Begin Items
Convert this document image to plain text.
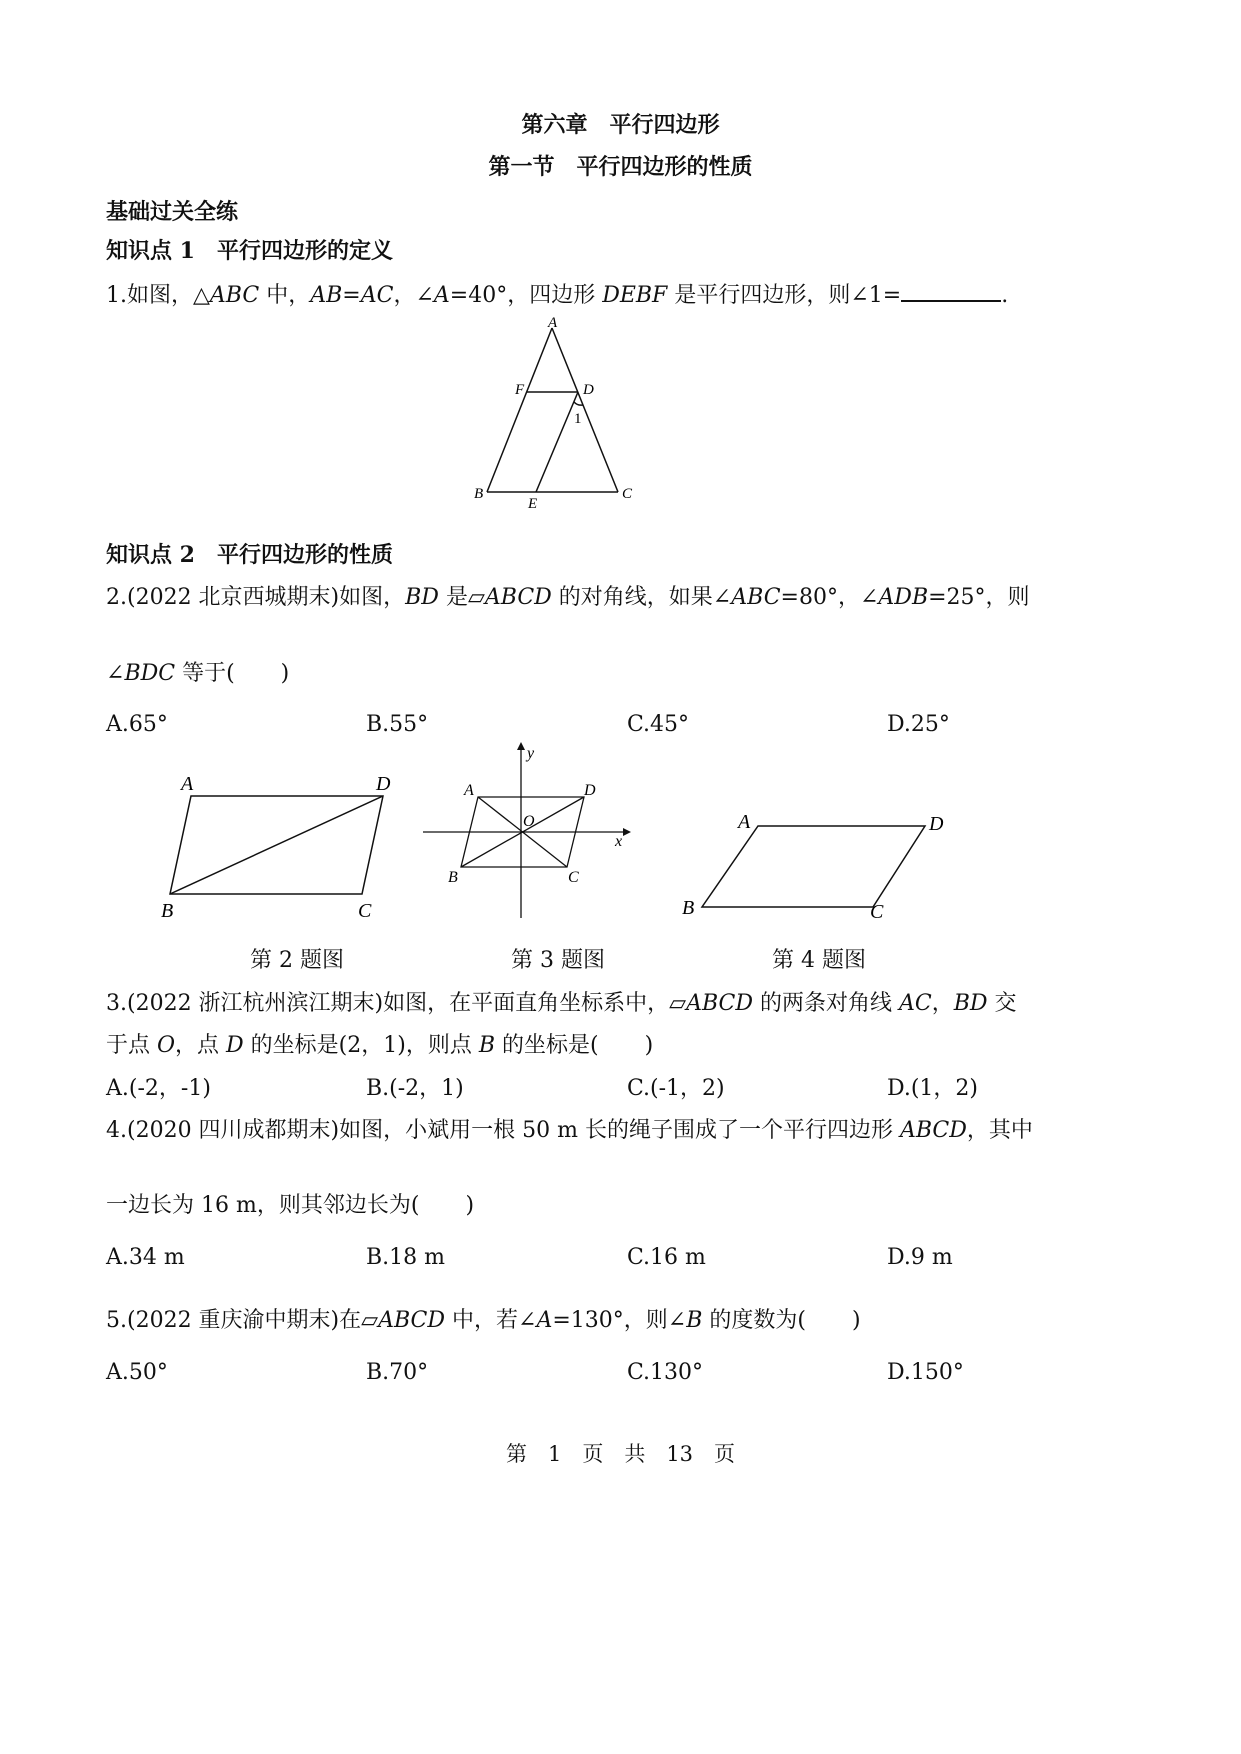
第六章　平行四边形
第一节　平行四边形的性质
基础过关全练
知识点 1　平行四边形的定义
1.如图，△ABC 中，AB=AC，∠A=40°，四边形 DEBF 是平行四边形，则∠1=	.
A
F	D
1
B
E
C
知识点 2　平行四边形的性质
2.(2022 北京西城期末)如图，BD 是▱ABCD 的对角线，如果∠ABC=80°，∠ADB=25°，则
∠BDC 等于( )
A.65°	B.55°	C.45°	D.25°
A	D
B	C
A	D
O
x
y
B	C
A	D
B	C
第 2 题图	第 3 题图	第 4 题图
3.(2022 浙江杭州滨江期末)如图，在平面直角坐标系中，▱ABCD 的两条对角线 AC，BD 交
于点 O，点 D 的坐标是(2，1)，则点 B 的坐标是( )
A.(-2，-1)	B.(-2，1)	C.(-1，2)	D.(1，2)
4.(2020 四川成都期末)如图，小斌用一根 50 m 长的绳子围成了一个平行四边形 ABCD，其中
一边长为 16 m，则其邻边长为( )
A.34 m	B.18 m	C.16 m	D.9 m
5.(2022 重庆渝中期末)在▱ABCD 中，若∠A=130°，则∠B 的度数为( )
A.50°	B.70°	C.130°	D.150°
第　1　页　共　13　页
End Items
Task brief
Give the count of lines in the listing above that include "ABCD", with no other words.

Written reply
4